_Exercise requirements:_
Comb through the entries for "type" and pull out each line that holds it.

_Material to process:_

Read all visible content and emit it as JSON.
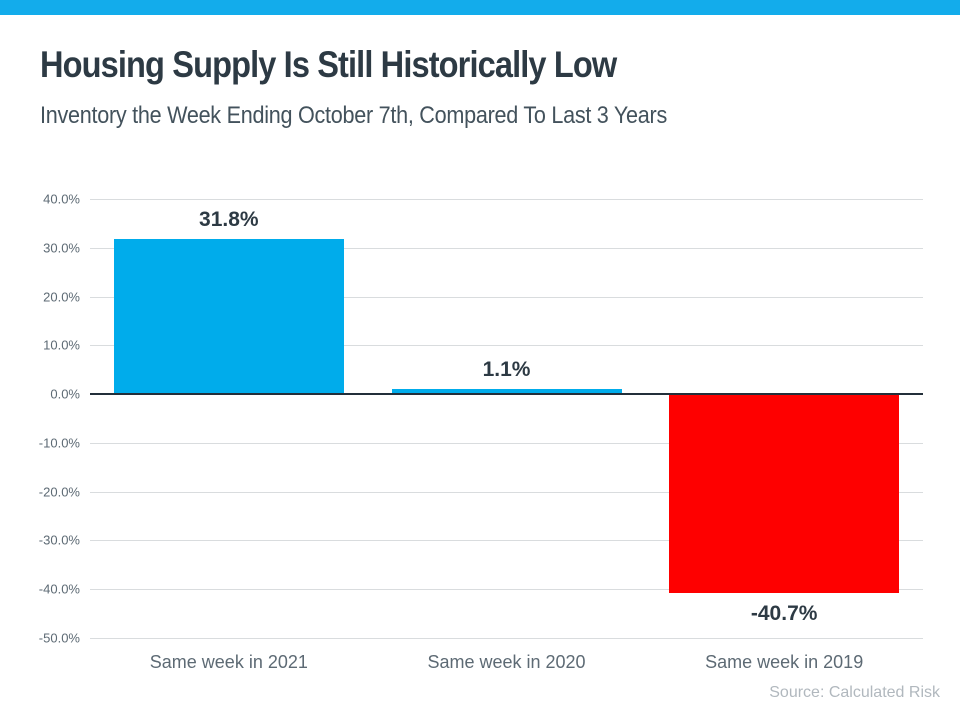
{
  "page": {
    "title": "Housing Supply Is Still Historically Low",
    "subtitle": "Inventory the Week Ending October 7th, Compared To Last 3 Years",
    "source": "Source: Calculated Risk",
    "accent_bar_color": "#13aceb"
  },
  "chart_data": {
    "type": "bar",
    "categories": [
      "Same week in 2021",
      "Same week in 2020",
      "Same week in 2019"
    ],
    "values": [
      31.8,
      1.1,
      -40.7
    ],
    "value_labels": [
      "31.8%",
      "1.1%",
      "-40.7%"
    ],
    "bar_colors": [
      "#00aceb",
      "#00aceb",
      "#fe0000"
    ],
    "title": "",
    "xlabel": "",
    "ylabel": "",
    "ylim": [
      -50,
      40
    ],
    "yticks": [
      {
        "value": 40,
        "label": "40.0%"
      },
      {
        "value": 30,
        "label": "30.0%"
      },
      {
        "value": 20,
        "label": "20.0%"
      },
      {
        "value": 10,
        "label": "10.0%"
      },
      {
        "value": 0,
        "label": "0.0%"
      },
      {
        "value": -10,
        "label": "-10.0%"
      },
      {
        "value": -20,
        "label": "-20.0%"
      },
      {
        "value": -30,
        "label": "-30.0%"
      },
      {
        "value": -40,
        "label": "-40.0%"
      },
      {
        "value": -50,
        "label": "-50.0%"
      }
    ],
    "grid": true,
    "legend": false,
    "gridline_color": "#d9dcde",
    "zero_line_color": "#232f3a",
    "value_label_color": "#2d3a44",
    "tick_label_color": "#5d6a74"
  }
}
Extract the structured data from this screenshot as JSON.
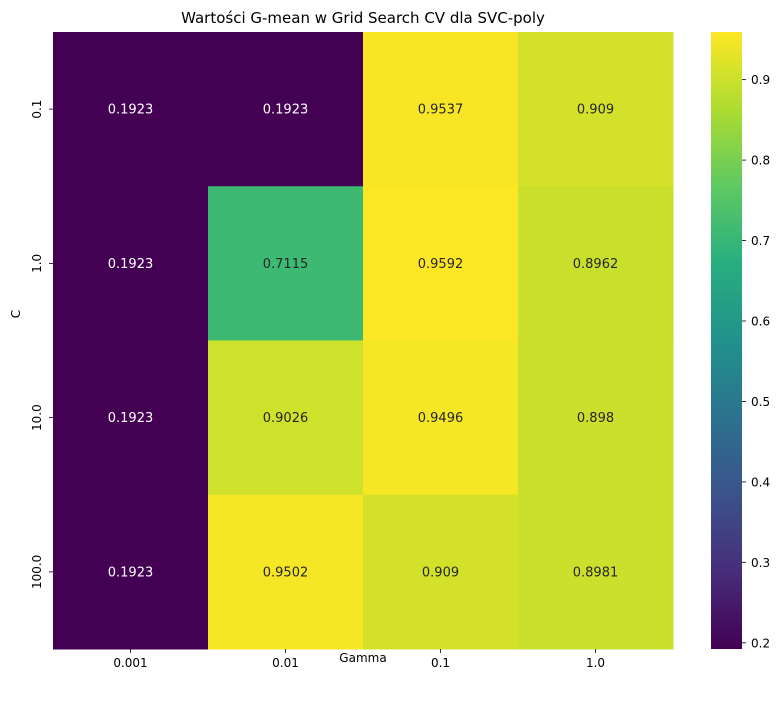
{
  "chart_data": {
    "type": "heatmap",
    "title": "Wartości G-mean w Grid Search CV dla SVC-poly",
    "xlabel": "Gamma",
    "ylabel": "C",
    "x": [
      "0.001",
      "0.01",
      "0.1",
      "1.0"
    ],
    "y": [
      "0.1",
      "1.0",
      "10.0",
      "100.0"
    ],
    "values": [
      [
        0.1923,
        0.1923,
        0.9537,
        0.909
      ],
      [
        0.1923,
        0.7115,
        0.9592,
        0.8962
      ],
      [
        0.1923,
        0.9026,
        0.9496,
        0.898
      ],
      [
        0.1923,
        0.9502,
        0.909,
        0.8981
      ]
    ],
    "colormap": "viridis",
    "colorbar": {
      "range": [
        0.1923,
        0.9592
      ],
      "ticks": [
        "0.2",
        "0.3",
        "0.4",
        "0.5",
        "0.6",
        "0.7",
        "0.8",
        "0.9"
      ]
    },
    "grid": false
  }
}
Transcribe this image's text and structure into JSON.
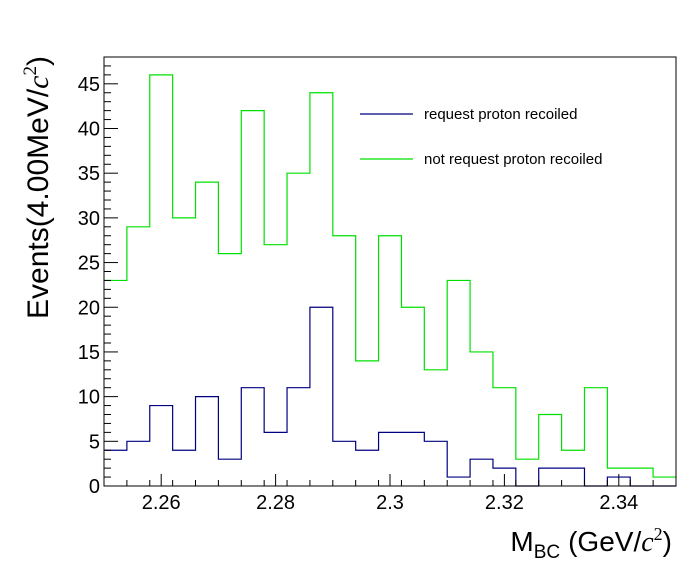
{
  "chart_data": {
    "type": "histogram",
    "xlabel": {
      "main": "M",
      "sub": "BC",
      "unit_open": "(GeV/",
      "unit_var": "c",
      "unit_exp": "2",
      "unit_close": ")"
    },
    "ylabel": {
      "main": "Events(4.00MeV/",
      "unit_var": "c",
      "unit_exp": "2",
      "unit_close": ")"
    },
    "xlim": [
      2.25,
      2.35
    ],
    "ylim": [
      0,
      48
    ],
    "bin_width": 0.004,
    "bin_start": 2.25,
    "x_ticks": [
      "2.26",
      "2.28",
      "2.3",
      "2.32",
      "2.34"
    ],
    "y_ticks": [
      "0",
      "5",
      "10",
      "15",
      "20",
      "25",
      "30",
      "35",
      "40",
      "45"
    ],
    "x_tick_values": [
      2.26,
      2.28,
      2.3,
      2.32,
      2.34
    ],
    "y_tick_values": [
      0,
      5,
      10,
      15,
      20,
      25,
      30,
      35,
      40,
      45
    ],
    "series": [
      {
        "name": "not request proton recoiled",
        "color": "#00e000",
        "values": [
          23,
          29,
          46,
          30,
          34,
          26,
          42,
          27,
          35,
          44,
          28,
          14,
          28,
          20,
          13,
          23,
          15,
          11,
          3,
          8,
          4,
          11,
          2,
          2,
          1
        ]
      },
      {
        "name": "request proton recoiled",
        "color": "#000080",
        "values": [
          4,
          5,
          9,
          4,
          10,
          3,
          11,
          6,
          11,
          20,
          5,
          4,
          6,
          6,
          5,
          1,
          3,
          2,
          0,
          2,
          2,
          0,
          1,
          0,
          0
        ]
      }
    ],
    "legend": {
      "position": "top-right",
      "entries": [
        {
          "label": "request proton recoiled",
          "color": "#000080"
        },
        {
          "label": "not request proton recoiled",
          "color": "#00e000"
        }
      ]
    }
  }
}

_Written response:_
    "type": "bar",
    "type": "heatmap",
    "type": "histogram",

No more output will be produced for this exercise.